Directive: Output all the entries word for word. Omit the pictures.

A run of records:
--- --- ---

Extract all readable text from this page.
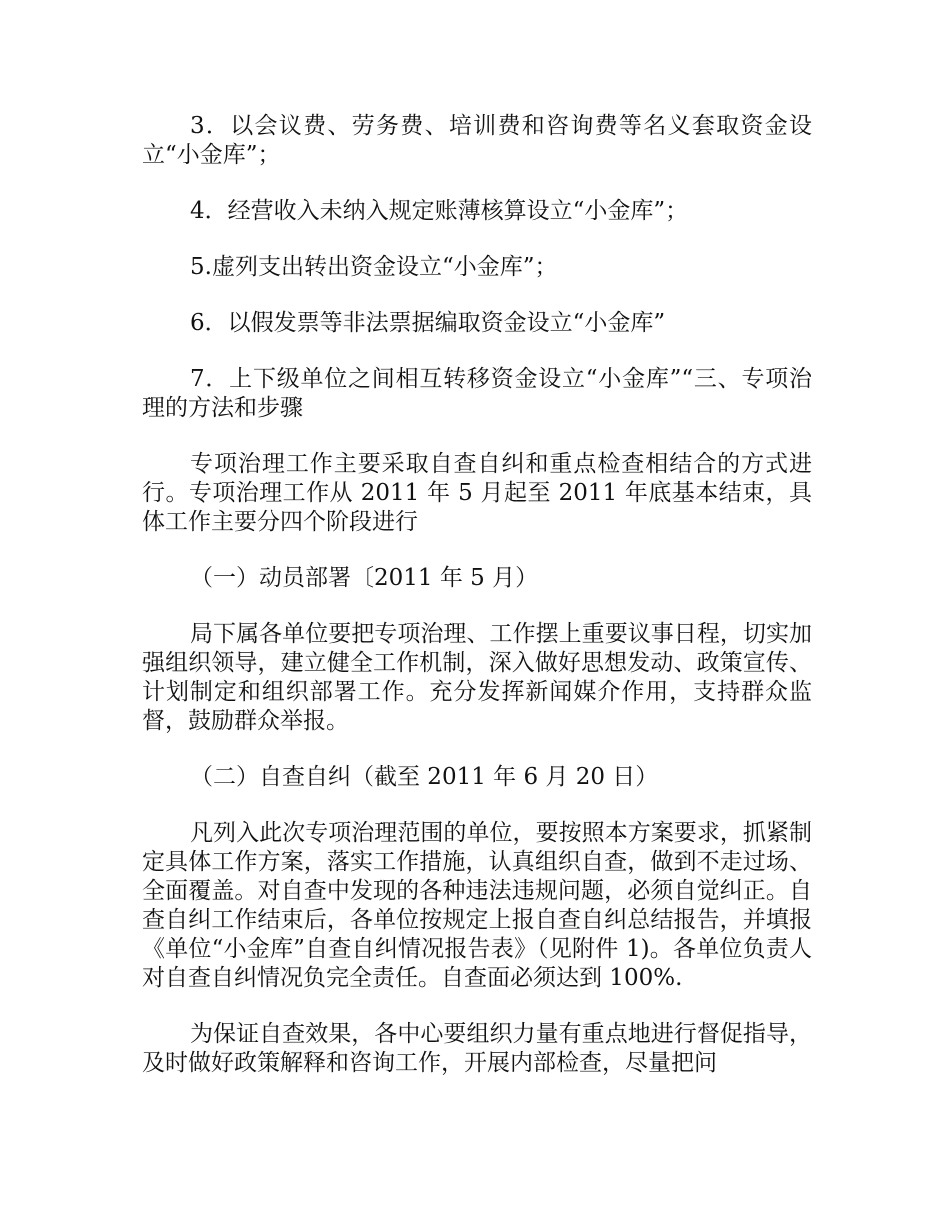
3．以会议费、劳务费、培训费和咨询费等名义套取资金设立“小金库”；

4．经营收入未纳入规定账薄核算设立“小金库”；

5.虚列支出转出资金设立“小金库”；

6．以假发票等非法票据编取资金设立“小金库”

7．上下级单位之间相互转移资金设立“小金库”“三、专项治理的方法和步骤

专项治理工作主要采取自查自纠和重点检查相结合的方式进行。专项治理工作从 2011 年 5 月起至 2011 年底基本结束，具体工作主要分四个阶段进行

（一）动员部署〔2011 年 5 月）

局下属各单位要把专项治理、工作摆上重要议事日程，切实加强组织领导，建立健全工作机制，深入做好思想发动、政策宣传、计划制定和组织部署工作。充分发挥新闻媒介作用，支持群众监督，鼓励群众举报。

（二）自查自纠（截至 2011 年 6 月 20 日）

凡列入此次专项治理范围的单位，要按照本方案要求，抓紧制定具体工作方案，落实工作措施，认真组织自查，做到不走过场、全面覆盖。对自查中发现的各种违法违规问题，必须自觉纠正。自查自纠工作结束后，各单位按规定上报自查自纠总结报告，并填报《单位“小金库”自查自纠情况报告表》（见附件 1)。各单位负责人对自查自纠情况负完全责任。自查面必须达到 100%.

为保证自查效果，各中心要组织力量有重点地进行督促指导，及时做好政策解释和咨询工作，开展内部检查，尽量把问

--- --- ---

Written solution:
Extract all readable text from this page.
3．以会议费、劳务费、培训费和咨询费等名义套取资金设立“小金库”；

4．经营收入未纳入规定账薄核算设立“小金库”；

5.虚列支出转出资金设立“小金库”；

6．以假发票等非法票据编取资金设立“小金库”

7．上下级单位之间相互转移资金设立“小金库”“三、专项治理的方法和步骤

专项治理工作主要采取自查自纠和重点检查相结合的方式进行。专项治理工作从 2011 年 5 月起至 2011 年底基本结束，具体工作主要分四个阶段进行

（一）动员部署〔2011 年 5 月）

局下属各单位要把专项治理、工作摆上重要议事日程，切实加强组织领导，建立健全工作机制，深入做好思想发动、政策宣传、计划制定和组织部署工作。充分发挥新闻媒介作用，支持群众监督，鼓励群众举报。

（二）自查自纠（截至 2011 年 6 月 20 日）

凡列入此次专项治理范围的单位，要按照本方案要求，抓紧制定具体工作方案，落实工作措施，认真组织自查，做到不走过场、全面覆盖。对自查中发现的各种违法违规问题，必须自觉纠正。自查自纠工作结束后，各单位按规定上报自查自纠总结报告，并填报《单位“小金库”自查自纠情况报告表》（见附件 1)。各单位负责人对自查自纠情况负完全责任。自查面必须达到 100%.

为保证自查效果，各中心要组织力量有重点地进行督促指导，及时做好政策解释和咨询工作，开展内部检查，尽量把问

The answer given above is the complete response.